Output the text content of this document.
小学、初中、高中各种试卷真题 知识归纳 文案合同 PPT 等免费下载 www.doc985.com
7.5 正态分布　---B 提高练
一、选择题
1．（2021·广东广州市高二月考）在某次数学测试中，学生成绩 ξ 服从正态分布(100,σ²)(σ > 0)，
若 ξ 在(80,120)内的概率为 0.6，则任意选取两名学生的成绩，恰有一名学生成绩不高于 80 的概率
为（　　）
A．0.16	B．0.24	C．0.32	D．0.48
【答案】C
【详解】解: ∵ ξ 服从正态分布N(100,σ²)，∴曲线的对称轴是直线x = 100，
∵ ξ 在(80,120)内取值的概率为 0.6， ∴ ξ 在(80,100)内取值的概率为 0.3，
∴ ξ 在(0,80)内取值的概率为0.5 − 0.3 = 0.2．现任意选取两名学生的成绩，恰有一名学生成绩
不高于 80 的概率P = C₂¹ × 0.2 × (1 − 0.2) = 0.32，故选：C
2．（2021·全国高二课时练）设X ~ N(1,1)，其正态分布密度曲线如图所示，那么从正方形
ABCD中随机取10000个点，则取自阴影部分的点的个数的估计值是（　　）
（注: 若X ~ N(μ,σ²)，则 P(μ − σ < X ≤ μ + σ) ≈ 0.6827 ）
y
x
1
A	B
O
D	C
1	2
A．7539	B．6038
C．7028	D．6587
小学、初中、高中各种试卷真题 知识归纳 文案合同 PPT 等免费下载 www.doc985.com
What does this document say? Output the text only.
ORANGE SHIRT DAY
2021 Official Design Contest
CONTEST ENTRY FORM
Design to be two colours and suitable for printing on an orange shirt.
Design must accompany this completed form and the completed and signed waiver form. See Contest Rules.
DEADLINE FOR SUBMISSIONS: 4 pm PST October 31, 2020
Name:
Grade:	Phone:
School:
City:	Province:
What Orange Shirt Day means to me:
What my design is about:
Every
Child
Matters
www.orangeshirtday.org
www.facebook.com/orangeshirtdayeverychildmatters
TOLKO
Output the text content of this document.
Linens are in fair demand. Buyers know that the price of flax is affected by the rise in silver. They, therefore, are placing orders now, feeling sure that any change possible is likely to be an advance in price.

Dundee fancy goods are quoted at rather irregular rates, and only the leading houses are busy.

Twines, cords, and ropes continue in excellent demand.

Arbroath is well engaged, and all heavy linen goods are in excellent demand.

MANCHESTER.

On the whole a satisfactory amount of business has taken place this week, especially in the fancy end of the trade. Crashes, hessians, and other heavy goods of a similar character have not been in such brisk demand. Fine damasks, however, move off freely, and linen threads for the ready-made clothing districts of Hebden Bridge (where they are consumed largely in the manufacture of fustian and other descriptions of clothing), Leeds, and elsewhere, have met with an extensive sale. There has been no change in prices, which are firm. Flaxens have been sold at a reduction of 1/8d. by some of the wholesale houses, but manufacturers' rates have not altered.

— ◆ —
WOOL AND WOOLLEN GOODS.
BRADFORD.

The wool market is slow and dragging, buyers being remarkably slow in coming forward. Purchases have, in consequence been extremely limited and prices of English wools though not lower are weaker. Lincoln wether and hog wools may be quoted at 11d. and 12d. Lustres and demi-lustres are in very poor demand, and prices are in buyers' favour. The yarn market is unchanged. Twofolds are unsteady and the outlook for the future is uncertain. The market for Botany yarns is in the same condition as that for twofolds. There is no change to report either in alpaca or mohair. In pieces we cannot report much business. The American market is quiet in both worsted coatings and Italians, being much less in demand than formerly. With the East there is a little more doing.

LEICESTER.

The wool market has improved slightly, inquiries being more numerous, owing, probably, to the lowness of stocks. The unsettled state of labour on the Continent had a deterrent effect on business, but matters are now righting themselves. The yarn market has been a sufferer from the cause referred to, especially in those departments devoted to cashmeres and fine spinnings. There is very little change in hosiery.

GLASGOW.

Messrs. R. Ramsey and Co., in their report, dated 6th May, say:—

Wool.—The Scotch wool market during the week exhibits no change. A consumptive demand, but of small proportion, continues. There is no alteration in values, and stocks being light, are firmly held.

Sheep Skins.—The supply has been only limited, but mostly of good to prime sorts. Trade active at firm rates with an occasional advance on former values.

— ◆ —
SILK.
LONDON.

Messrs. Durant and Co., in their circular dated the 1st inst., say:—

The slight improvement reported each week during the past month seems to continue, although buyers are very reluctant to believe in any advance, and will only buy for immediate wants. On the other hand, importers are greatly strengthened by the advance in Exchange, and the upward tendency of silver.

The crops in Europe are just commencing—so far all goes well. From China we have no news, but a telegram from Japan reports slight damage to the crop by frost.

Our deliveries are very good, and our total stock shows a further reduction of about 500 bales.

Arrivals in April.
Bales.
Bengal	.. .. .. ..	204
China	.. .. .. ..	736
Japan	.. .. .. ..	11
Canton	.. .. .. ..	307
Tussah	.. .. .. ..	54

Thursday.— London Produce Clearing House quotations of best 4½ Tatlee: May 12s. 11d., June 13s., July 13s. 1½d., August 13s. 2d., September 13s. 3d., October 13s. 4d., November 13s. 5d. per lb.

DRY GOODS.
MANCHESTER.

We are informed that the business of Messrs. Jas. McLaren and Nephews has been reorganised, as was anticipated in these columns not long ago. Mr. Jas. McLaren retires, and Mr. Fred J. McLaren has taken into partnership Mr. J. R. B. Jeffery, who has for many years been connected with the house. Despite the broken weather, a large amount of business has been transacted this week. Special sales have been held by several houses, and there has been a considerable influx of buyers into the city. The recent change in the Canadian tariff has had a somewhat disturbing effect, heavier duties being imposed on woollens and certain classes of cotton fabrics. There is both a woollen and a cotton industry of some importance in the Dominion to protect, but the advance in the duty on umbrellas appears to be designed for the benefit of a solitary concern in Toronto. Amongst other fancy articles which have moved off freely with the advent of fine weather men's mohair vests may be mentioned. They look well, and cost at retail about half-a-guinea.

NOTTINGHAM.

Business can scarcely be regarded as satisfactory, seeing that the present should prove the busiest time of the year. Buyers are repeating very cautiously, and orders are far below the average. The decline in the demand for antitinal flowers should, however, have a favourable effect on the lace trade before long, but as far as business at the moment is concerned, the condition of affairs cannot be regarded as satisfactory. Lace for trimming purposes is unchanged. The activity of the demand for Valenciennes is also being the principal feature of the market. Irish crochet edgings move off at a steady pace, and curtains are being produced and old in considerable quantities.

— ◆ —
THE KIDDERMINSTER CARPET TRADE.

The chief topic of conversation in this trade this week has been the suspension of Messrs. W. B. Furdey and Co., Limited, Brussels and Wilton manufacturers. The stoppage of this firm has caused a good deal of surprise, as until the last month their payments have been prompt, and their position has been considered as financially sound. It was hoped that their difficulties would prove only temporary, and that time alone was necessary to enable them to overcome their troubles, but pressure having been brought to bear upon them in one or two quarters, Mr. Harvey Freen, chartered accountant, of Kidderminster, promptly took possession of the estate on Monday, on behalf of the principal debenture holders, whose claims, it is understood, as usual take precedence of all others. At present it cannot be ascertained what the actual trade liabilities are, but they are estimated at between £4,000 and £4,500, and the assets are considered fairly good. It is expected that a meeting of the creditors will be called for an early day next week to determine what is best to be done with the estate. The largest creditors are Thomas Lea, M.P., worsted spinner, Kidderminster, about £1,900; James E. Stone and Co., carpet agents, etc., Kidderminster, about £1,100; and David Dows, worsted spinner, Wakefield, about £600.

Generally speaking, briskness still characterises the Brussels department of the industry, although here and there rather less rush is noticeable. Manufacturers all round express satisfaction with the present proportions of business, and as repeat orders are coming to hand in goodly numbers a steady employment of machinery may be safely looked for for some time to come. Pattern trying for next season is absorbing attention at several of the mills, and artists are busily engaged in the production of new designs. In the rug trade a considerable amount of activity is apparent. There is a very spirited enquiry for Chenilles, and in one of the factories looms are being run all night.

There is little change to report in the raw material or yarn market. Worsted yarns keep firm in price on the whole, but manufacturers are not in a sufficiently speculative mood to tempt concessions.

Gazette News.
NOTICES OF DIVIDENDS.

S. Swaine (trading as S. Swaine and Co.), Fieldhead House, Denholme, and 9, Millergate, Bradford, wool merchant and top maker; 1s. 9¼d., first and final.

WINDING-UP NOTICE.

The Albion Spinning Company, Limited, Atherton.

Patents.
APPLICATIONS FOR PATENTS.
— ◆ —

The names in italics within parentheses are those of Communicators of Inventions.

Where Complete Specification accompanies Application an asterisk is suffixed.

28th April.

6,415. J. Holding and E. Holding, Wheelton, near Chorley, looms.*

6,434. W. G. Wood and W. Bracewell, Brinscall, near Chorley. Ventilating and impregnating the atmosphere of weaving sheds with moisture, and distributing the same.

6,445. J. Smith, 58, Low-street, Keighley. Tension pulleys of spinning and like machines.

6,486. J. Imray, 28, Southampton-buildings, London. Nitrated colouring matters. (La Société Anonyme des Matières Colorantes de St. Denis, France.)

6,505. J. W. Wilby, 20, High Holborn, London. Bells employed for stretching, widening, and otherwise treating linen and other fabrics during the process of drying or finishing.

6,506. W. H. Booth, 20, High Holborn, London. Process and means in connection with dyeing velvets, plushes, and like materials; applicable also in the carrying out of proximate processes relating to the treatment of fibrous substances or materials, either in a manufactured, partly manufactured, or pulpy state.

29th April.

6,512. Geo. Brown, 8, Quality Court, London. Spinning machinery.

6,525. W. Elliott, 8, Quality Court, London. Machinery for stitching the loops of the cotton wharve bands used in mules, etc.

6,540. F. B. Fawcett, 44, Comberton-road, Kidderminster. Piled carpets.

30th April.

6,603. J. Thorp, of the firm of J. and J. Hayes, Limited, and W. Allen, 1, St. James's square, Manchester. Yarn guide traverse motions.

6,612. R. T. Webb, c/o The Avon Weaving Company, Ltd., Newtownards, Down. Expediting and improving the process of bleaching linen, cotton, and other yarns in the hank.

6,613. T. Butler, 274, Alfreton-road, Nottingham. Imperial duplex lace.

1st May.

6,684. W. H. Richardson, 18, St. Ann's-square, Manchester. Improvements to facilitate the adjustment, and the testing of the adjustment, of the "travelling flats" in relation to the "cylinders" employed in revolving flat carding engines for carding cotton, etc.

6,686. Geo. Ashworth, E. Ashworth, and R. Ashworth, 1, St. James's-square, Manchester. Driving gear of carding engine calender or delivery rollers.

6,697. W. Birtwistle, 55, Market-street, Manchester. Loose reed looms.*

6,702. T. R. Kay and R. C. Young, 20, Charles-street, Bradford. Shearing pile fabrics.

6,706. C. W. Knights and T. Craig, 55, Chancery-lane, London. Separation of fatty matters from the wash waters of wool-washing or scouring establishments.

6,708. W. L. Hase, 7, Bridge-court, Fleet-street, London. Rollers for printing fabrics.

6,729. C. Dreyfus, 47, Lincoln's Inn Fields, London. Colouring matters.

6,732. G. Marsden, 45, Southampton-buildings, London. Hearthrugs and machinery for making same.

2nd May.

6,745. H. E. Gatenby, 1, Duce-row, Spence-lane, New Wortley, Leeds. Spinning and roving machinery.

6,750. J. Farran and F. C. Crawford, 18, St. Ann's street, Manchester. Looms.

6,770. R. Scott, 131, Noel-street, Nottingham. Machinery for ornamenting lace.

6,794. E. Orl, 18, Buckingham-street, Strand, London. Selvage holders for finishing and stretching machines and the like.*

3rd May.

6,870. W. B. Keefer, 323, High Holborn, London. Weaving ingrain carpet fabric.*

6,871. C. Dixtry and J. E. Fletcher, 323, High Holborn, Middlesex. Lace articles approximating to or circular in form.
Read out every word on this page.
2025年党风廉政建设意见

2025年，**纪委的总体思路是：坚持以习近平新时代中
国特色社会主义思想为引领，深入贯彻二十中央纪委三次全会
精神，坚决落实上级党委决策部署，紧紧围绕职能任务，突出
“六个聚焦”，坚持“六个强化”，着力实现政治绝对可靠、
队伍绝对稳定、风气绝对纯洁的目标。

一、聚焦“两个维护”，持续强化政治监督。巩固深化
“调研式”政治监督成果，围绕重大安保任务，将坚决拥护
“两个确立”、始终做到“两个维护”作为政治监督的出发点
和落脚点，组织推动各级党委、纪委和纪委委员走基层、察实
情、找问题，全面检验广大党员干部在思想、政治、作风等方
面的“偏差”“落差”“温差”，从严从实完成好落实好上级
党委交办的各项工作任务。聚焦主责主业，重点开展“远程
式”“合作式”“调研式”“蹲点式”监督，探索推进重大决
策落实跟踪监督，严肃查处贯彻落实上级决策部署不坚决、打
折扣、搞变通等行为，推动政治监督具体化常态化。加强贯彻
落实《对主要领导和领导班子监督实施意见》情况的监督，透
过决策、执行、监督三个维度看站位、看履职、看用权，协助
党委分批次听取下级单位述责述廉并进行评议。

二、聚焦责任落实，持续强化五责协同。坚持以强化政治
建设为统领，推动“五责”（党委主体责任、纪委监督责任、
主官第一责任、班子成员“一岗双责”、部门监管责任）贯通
------------------------------------------------------------------------
• _What you need to do_:
Show every line in the entries where the string "两个维护" occurs.

• _Solved problem_:
一、聚焦“两个维护”，持续强化政治监督。巩固深化
“两个确立”、始终做到“两个维护”作为政治监督的出发点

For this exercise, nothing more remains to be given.